Work to do | Which rows below contain the string "引き上げ額の推移"? Find them and copy each one.

Stored entries
■ ■ ■ ■ ■ ■ ■

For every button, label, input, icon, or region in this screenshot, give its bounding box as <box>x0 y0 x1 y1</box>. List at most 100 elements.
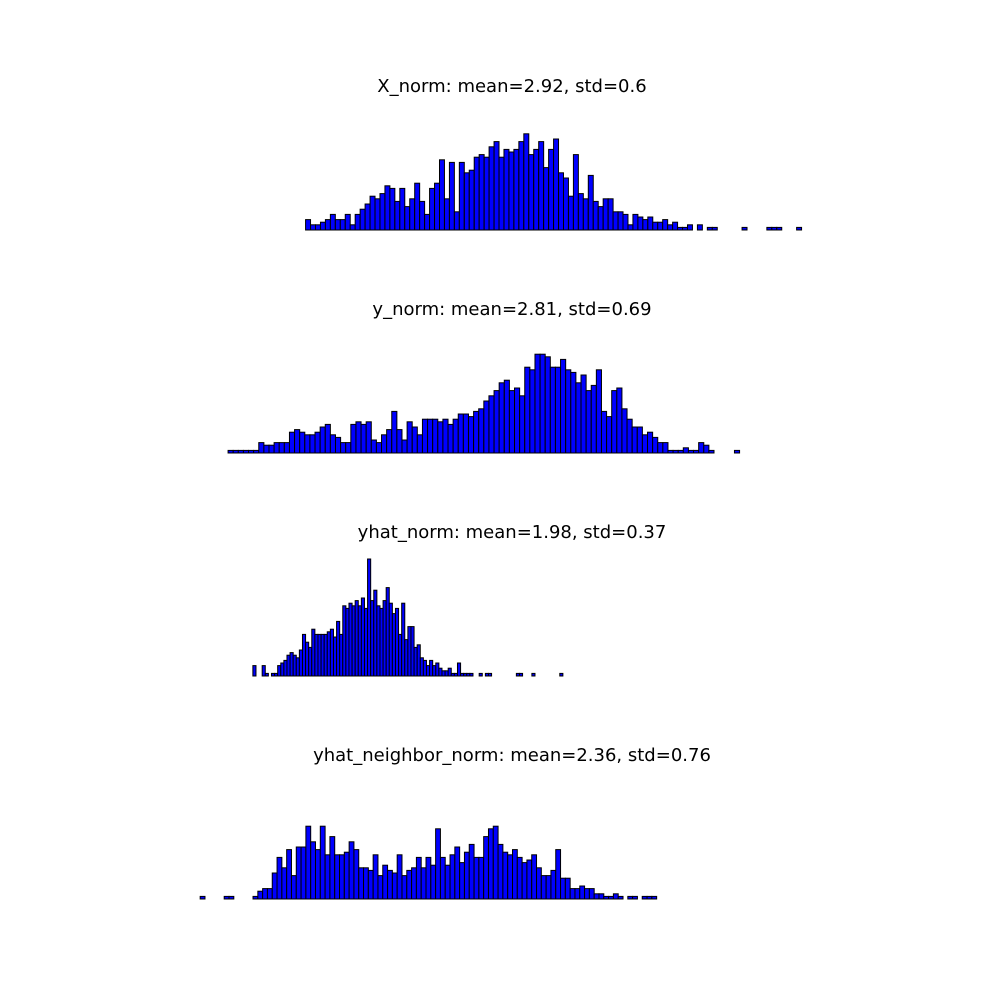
histogram-bar <box>626 418 633 454</box>
histogram-bar <box>456 662 462 677</box>
histogram-bar <box>572 154 579 231</box>
histogram-bar <box>329 836 336 900</box>
histogram-bar <box>355 421 362 454</box>
histogram-bar <box>227 449 234 454</box>
histogram-bar <box>632 895 638 900</box>
histogram-bar <box>268 444 275 454</box>
histogram-bar <box>438 159 445 231</box>
histogram-bar <box>252 665 257 677</box>
histogram-bar <box>374 198 381 231</box>
histogram-bar <box>458 161 465 231</box>
histogram-bar <box>549 366 556 454</box>
histogram-bar <box>652 221 659 231</box>
histogram-bar <box>508 151 515 231</box>
histogram-bar <box>473 156 480 231</box>
histogram-bar <box>314 224 321 231</box>
histogram-bar <box>399 187 406 231</box>
histogram-bar <box>502 851 509 900</box>
histogram-bar <box>488 395 495 454</box>
histogram-bar <box>349 224 356 231</box>
histogram-bar <box>560 358 567 454</box>
histogram-bar <box>543 167 550 231</box>
histogram-bar <box>444 864 451 900</box>
histogram-bar <box>598 893 605 900</box>
histogram-bar <box>487 828 494 900</box>
histogram-bar <box>483 400 490 454</box>
histogram-bar <box>657 221 664 231</box>
histogram-bar <box>536 867 542 900</box>
histogram-bar <box>498 382 505 454</box>
histogram-bar <box>264 672 269 677</box>
histogram-bar <box>575 382 582 454</box>
histogram-bar <box>646 895 653 900</box>
histogram-bar <box>424 213 431 231</box>
histogram-bar <box>252 895 259 900</box>
histogram-bar <box>526 859 533 900</box>
histogram-bar <box>348 841 355 900</box>
histogram-bar <box>439 856 446 900</box>
histogram-bar <box>632 213 639 231</box>
histogram-bar <box>667 224 674 231</box>
histogram-bar <box>513 148 520 231</box>
histogram-bar <box>389 187 396 231</box>
histogram-bar <box>447 423 454 454</box>
histogram-bar <box>305 219 312 231</box>
histogram-bar <box>478 154 485 231</box>
histogram-bar <box>350 423 357 454</box>
histogram-bar <box>467 416 475 454</box>
histogram-bar <box>299 431 306 454</box>
histogram-bar <box>569 888 576 900</box>
histogram-bar <box>463 851 470 900</box>
chart-title: yhat_norm: mean=1.98, std=0.37 <box>358 522 667 543</box>
histogram-bar <box>463 172 470 231</box>
histogram-bar <box>232 449 239 454</box>
histogram-bar <box>651 895 658 900</box>
histogram-bar <box>565 369 572 454</box>
histogram-bar <box>560 877 566 900</box>
histogram-bar <box>693 449 700 454</box>
chart-title: yhat_neighbor_norm: mean=2.36, std=0.76 <box>313 745 711 766</box>
histogram-bar <box>273 442 280 454</box>
histogram-bar <box>430 864 437 900</box>
histogram-bar <box>600 410 608 454</box>
histogram-bar <box>360 423 367 454</box>
histogram-bar <box>521 862 528 900</box>
histogram-bar <box>507 854 514 900</box>
histogram-bar <box>567 195 574 231</box>
histogram-bar <box>602 198 609 231</box>
histogram-bar <box>478 672 483 677</box>
histogram-bar <box>300 846 307 900</box>
histogram-bar <box>382 864 389 900</box>
histogram-bar <box>447 667 452 677</box>
histogram-bar <box>617 895 624 900</box>
histogram-bar <box>523 133 530 231</box>
histogram-bar <box>334 436 342 454</box>
histogram-bar <box>319 221 326 231</box>
histogram-bar <box>340 442 347 454</box>
histogram-bar <box>228 895 235 900</box>
histogram-bar <box>627 224 634 231</box>
histogram-bar <box>708 449 715 454</box>
histogram-bar <box>771 226 778 231</box>
histogram-bar <box>406 869 413 900</box>
histogram-bar <box>579 885 586 900</box>
histogram-bar <box>394 200 401 231</box>
histogram-bar <box>354 213 361 231</box>
histogram-bar <box>647 216 654 231</box>
histogram-bar <box>545 875 552 900</box>
histogram-bar <box>429 187 436 231</box>
histogram-bar <box>585 390 592 454</box>
histogram-bar <box>396 854 403 900</box>
histogram-bar <box>344 213 351 231</box>
histogram-bar <box>411 867 417 900</box>
histogram-bar <box>641 434 649 454</box>
histogram-bar <box>365 421 372 454</box>
histogram-bar <box>434 182 440 231</box>
histogram-bar <box>514 387 521 454</box>
histogram-bar <box>550 869 557 900</box>
histogram-bar <box>334 219 341 231</box>
histogram-bar <box>534 353 541 454</box>
histogram-bar <box>421 418 429 454</box>
histogram-bar <box>468 169 475 231</box>
histogram-bar <box>409 198 416 231</box>
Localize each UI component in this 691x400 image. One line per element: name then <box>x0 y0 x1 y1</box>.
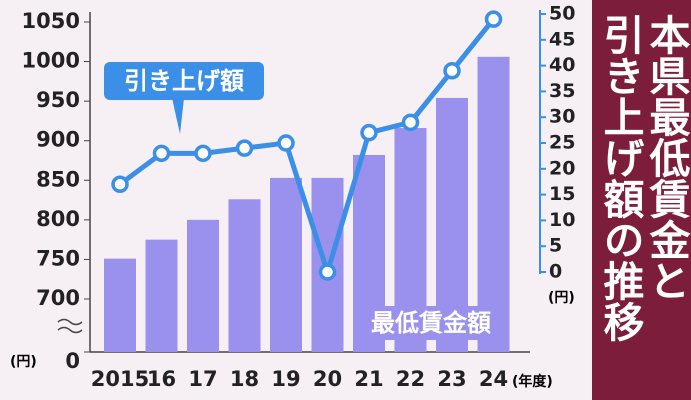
line <box>118 17 496 281</box>
x-tick-label: 24 <box>479 367 508 391</box>
y-tick-label: 750 <box>36 246 80 270</box>
line-marker <box>360 123 378 142</box>
x-tick-label: 22 <box>396 367 425 391</box>
line-marker <box>443 62 461 80</box>
y-tick-label: 700 <box>36 286 80 310</box>
y-tick-label: 950 <box>36 88 80 112</box>
x-tick-label: 19 <box>271 367 300 391</box>
callout-pointer <box>172 98 184 134</box>
y2-tick-label: 20 <box>549 157 575 179</box>
line-marker <box>318 263 337 281</box>
y2-tick-label: 30 <box>549 106 575 128</box>
y2-tick-label: 45 <box>549 28 575 50</box>
y2-tick-label: 0 <box>549 261 562 283</box>
bar <box>104 258 136 352</box>
x-unit: (年度) <box>512 373 553 390</box>
x-tick-label: 18 <box>230 367 259 391</box>
y2-tick-label: 35 <box>549 80 575 102</box>
y2-tick-label: 15 <box>549 183 575 205</box>
x-tick-label: 2015 <box>91 367 149 391</box>
line-marker <box>484 10 503 28</box>
line-marker <box>194 144 212 163</box>
series-label: 引き上げ額 <box>124 67 244 95</box>
y2-tick-label: 40 <box>549 54 575 76</box>
y-tick-label: 0 <box>65 349 80 373</box>
x-tick-label: 16 <box>147 367 176 391</box>
line-marker <box>235 139 254 157</box>
chart-title: 本県最低賃金と <box>642 14 690 301</box>
y-tick-label: 900 <box>36 128 80 152</box>
bar <box>187 219 219 352</box>
bar <box>228 199 261 352</box>
y-tick-label: 850 <box>36 167 80 191</box>
line-marker <box>401 113 420 132</box>
y2-tick-label: 10 <box>549 209 575 231</box>
line-marker <box>152 144 171 163</box>
axis-break <box>57 318 83 334</box>
x-tick-label: 20 <box>313 367 342 391</box>
bar <box>145 239 178 352</box>
chart-title: 引き上げ額の推移 <box>596 14 644 342</box>
line-marker <box>111 175 129 194</box>
y-tick-label: 1050 <box>22 9 80 33</box>
y2-unit: (円) <box>548 290 575 306</box>
y2-tick-label: 50 <box>549 3 575 25</box>
title-panel: 本県最低賃金と 引き上げ額の推移 <box>592 0 691 400</box>
y-tick-label: 1000 <box>22 49 80 73</box>
series-label-box <box>104 62 264 100</box>
y-unit: (円) <box>10 354 37 370</box>
bar <box>270 177 302 352</box>
x-tick-label: 17 <box>188 367 217 391</box>
bar <box>477 56 510 353</box>
y2-tick-label: 5 <box>549 235 562 257</box>
x-tick-label: 23 <box>437 367 466 391</box>
line-marker <box>277 134 295 152</box>
series-label-box <box>356 306 506 340</box>
x-tick-label: 21 <box>354 367 383 391</box>
chart: (円) (円) (年度) 070075080085090095010001050… <box>10 3 575 392</box>
y2-tick-label: 25 <box>549 132 575 154</box>
y-tick-label: 800 <box>36 207 80 231</box>
series-label: 最低賃金額 <box>371 309 491 337</box>
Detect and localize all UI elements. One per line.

■ ■ ■ ■ ■ ■ ■

Solution below |
chart-title: 引き上げ額の推移 <box>596 14 644 342</box>
title-panel: 本県最低賃金と 引き上げ額の推移 <box>592 0 691 400</box>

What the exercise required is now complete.